***** Available records
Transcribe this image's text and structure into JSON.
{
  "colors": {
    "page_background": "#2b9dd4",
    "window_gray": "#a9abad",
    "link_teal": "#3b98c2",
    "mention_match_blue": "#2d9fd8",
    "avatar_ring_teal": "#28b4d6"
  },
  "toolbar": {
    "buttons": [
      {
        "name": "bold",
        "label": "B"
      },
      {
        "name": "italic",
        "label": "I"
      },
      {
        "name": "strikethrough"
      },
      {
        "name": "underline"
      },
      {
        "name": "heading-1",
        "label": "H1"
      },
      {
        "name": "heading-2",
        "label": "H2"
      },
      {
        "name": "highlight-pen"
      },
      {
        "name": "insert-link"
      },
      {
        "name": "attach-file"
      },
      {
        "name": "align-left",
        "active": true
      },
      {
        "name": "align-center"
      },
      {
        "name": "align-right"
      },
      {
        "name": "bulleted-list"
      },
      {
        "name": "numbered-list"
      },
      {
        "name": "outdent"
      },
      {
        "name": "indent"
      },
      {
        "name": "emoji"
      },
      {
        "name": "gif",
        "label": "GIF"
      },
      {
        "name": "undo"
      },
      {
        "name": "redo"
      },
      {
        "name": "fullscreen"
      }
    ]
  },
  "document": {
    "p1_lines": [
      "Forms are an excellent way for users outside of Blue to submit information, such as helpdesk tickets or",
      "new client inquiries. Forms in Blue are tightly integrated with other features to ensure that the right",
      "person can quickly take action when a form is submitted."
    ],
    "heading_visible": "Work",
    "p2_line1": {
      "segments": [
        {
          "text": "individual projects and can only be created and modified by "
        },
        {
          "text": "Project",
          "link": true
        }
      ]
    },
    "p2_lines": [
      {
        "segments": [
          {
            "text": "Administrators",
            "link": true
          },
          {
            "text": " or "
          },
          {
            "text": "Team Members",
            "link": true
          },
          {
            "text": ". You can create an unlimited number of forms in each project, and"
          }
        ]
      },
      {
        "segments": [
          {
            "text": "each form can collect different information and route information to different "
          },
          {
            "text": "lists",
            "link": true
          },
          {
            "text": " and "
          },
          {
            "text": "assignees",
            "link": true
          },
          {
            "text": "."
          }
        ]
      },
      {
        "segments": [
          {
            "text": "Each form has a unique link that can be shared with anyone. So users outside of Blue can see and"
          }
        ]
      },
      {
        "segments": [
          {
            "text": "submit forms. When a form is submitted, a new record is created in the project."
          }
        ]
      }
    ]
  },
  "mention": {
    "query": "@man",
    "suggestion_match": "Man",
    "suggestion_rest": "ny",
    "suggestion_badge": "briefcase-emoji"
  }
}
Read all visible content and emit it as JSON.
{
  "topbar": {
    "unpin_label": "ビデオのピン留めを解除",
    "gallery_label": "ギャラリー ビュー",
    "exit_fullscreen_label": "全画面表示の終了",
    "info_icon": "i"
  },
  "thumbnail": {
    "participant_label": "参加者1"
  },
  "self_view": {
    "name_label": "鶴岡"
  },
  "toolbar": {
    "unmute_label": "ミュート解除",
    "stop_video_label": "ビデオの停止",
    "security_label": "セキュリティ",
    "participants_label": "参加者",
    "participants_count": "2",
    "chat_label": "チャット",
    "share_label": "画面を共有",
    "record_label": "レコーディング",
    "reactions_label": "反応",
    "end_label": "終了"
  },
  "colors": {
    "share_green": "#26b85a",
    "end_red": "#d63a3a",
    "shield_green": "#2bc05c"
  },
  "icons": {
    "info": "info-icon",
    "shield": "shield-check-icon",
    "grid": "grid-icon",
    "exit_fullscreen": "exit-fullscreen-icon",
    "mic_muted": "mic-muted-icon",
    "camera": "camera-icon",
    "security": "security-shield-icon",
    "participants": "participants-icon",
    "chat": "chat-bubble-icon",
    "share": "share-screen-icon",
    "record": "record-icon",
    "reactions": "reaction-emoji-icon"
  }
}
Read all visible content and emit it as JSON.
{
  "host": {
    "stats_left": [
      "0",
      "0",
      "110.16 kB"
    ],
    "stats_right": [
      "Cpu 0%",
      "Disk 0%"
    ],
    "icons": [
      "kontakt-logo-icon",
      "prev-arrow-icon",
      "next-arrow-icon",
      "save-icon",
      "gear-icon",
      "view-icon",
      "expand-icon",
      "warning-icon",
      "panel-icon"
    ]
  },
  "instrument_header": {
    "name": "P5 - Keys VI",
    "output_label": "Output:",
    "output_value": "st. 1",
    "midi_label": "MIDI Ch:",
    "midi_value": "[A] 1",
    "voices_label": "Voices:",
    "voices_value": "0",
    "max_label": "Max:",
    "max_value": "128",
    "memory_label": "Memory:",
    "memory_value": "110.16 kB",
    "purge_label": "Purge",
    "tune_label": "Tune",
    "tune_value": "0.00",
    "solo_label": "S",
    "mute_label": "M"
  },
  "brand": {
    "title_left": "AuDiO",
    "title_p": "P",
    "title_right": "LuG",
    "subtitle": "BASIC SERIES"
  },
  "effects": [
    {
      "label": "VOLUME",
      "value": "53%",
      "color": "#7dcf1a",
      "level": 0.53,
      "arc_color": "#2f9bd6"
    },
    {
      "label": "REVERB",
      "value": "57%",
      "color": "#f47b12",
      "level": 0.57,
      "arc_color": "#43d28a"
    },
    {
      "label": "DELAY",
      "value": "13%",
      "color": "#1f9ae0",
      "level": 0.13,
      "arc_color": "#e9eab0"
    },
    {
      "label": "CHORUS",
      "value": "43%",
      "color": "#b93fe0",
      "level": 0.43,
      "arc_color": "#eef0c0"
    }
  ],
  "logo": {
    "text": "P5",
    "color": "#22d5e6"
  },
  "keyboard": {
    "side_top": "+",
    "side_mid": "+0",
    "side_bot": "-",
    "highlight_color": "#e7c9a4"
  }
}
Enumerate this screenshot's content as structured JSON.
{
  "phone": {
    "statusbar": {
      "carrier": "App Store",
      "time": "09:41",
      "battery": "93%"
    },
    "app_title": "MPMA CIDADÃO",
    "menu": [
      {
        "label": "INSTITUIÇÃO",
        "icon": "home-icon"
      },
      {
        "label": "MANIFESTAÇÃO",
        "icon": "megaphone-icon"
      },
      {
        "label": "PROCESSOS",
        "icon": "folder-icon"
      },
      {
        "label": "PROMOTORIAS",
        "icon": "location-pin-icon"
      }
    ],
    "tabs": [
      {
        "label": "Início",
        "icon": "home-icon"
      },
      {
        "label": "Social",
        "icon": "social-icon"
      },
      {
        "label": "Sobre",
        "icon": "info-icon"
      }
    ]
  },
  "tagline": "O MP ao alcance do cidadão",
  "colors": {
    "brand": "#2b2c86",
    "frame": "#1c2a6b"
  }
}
**********
Exactly and exclusively, repeat the lines from the line that contains "Enumerate this screenshot's" through the end of the records, both ends included.

_Result below_:
Enumerate this screenshot's content as structured JSON.
{
  "phone": {
    "statusbar": {
      "carrier": "App Store",
      "time": "09:41",
      "battery": "93%"
    },
    "app_title": "MPMA CIDADÃO",
    "menu": [
      {
        "label": "INSTITUIÇÃO",
        "icon": "home-icon"
      },
      {
        "label": "MANIFESTAÇÃO",
        "icon": "megaphone-icon"
      },
      {
        "label": "PROCESSOS",
        "icon": "folder-icon"
      },
      {
        "label": "PROMOTORIAS",
        "icon": "location-pin-icon"
      }
    ],
    "tabs": [
      {
        "label": "Início",
        "icon": "home-icon"
      },
      {
        "label": "Social",
        "icon": "social-icon"
      },
      {
        "label": "Sobre",
        "icon": "info-icon"
      }
    ]
  },
  "tagline": "O MP ao alcance do cidadão",
  "colors": {
    "brand": "#2b2c86",
    "frame": "#1c2a6b"
  }
}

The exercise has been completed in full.